---- Data lines

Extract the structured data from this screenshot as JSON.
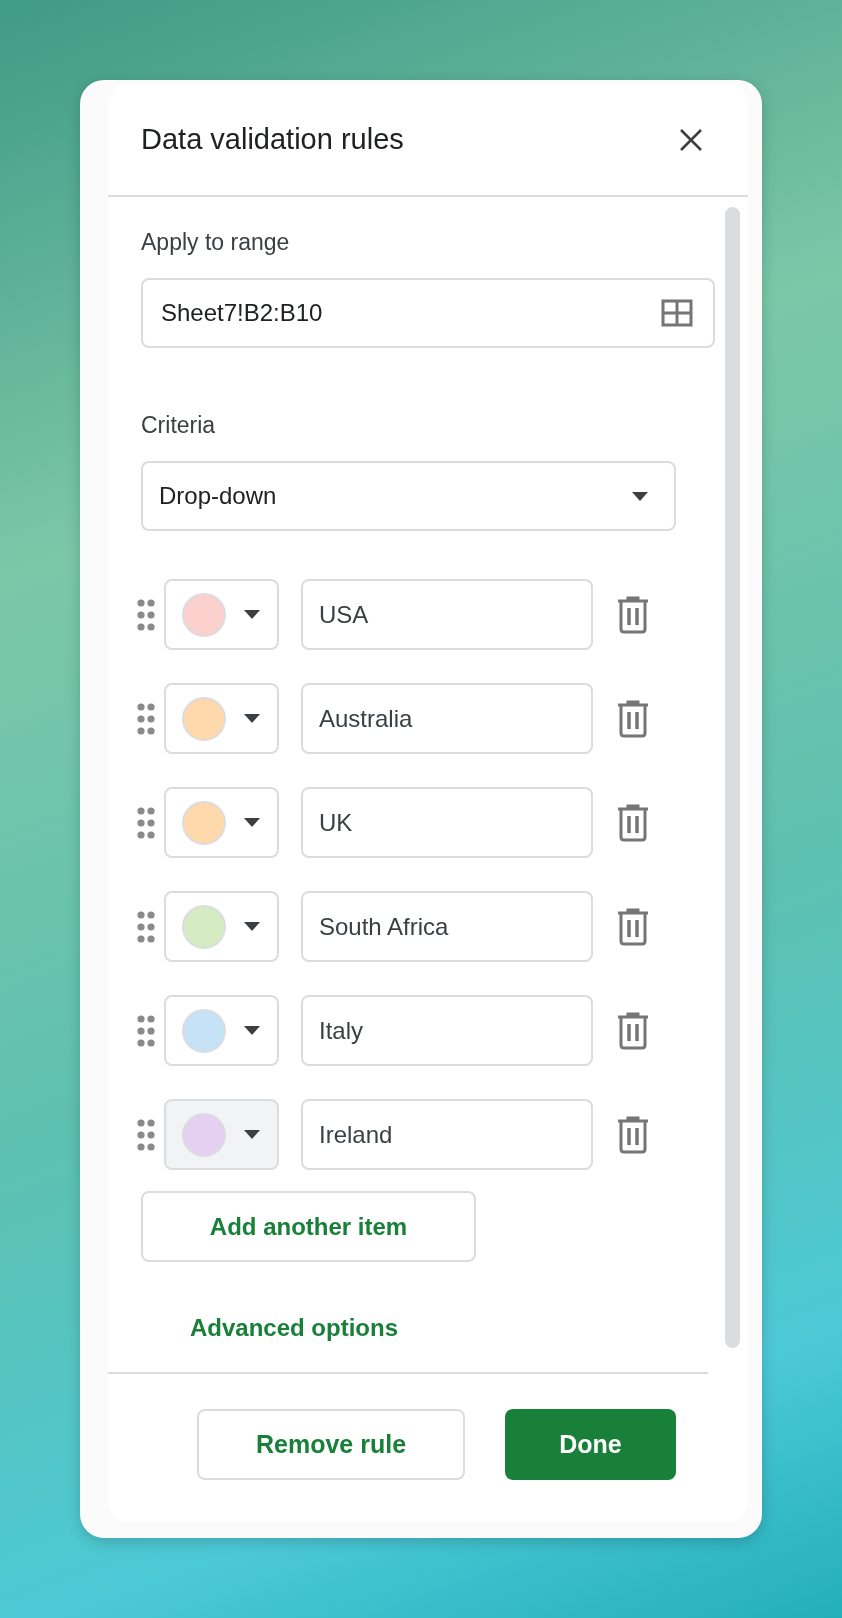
{
  "dialog": {
    "title": "Data validation rules"
  },
  "range": {
    "label": "Apply to range",
    "value": "Sheet7!B2:B10"
  },
  "criteria": {
    "label": "Criteria",
    "value": "Drop-down"
  },
  "items": [
    {
      "value": "USA",
      "color": "#fcd0cc",
      "active": false
    },
    {
      "value": "Australia",
      "color": "#ffd8ab",
      "active": false
    },
    {
      "value": "UK",
      "color": "#ffd8ab",
      "active": false
    },
    {
      "value": "South Africa",
      "color": "#d5ecc2",
      "active": false
    },
    {
      "value": "Italy",
      "color": "#c6e2f6",
      "active": false
    },
    {
      "value": "Ireland",
      "color": "#e5d0f2",
      "active": true
    }
  ],
  "add_button": "Add another item",
  "advanced_link": "Advanced options",
  "buttons": [
    {
      "label": "Remove rule",
      "kind": "secondary"
    },
    {
      "label": "Done",
      "kind": "primary"
    }
  ]
}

--------

[Aim of the exercise]
Gather every line from the listing above in which "color" appears, and copy those lines.

[Task solution]
      "color": "#fcd0cc",
      "color": "#ffd8ab",
      "color": "#ffd8ab",
      "color": "#d5ecc2",
      "color": "#c6e2f6",
      "color": "#e5d0f2",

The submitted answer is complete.